___ Data ___

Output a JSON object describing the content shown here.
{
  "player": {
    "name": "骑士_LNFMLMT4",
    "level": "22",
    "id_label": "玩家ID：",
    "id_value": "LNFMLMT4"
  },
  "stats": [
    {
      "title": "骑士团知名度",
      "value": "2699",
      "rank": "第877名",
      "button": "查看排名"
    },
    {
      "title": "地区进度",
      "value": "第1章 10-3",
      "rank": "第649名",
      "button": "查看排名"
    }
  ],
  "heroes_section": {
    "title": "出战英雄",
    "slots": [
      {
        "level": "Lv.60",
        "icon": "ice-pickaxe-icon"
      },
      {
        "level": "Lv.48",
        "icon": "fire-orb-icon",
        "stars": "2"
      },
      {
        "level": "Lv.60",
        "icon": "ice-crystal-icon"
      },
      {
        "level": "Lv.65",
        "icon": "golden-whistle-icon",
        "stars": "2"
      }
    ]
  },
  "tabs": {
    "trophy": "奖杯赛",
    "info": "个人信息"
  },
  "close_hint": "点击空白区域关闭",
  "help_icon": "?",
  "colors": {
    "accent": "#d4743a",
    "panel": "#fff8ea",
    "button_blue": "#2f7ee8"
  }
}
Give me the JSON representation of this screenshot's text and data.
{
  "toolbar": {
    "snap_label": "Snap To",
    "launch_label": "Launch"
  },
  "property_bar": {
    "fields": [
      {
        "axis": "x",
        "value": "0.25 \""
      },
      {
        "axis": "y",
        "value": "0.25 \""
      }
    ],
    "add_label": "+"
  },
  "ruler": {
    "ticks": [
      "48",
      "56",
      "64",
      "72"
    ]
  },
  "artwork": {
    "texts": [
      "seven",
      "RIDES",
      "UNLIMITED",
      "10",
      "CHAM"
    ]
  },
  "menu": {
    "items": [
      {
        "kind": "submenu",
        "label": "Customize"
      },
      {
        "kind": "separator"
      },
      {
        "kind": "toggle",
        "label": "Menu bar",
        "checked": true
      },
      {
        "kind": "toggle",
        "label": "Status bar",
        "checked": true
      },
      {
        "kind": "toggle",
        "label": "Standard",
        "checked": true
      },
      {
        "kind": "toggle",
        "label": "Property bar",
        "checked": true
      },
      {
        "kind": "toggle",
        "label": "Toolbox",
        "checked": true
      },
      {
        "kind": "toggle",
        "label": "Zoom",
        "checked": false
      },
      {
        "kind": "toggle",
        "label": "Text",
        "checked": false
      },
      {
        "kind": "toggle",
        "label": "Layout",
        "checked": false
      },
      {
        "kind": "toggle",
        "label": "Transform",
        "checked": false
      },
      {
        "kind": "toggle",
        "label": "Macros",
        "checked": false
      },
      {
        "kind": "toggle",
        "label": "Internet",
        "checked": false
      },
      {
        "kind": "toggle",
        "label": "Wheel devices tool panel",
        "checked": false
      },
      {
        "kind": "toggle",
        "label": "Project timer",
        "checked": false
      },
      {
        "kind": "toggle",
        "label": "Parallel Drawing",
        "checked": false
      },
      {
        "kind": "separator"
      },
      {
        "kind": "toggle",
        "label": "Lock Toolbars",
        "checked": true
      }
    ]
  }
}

___

Instruction: Scan the material for lines with the word "level", and copy each line you find.

Reply to the exercise:
    "level": "22",
        "level": "Lv.60",
        "level": "Lv.48",
        "level": "Lv.60",
        "level": "Lv.65",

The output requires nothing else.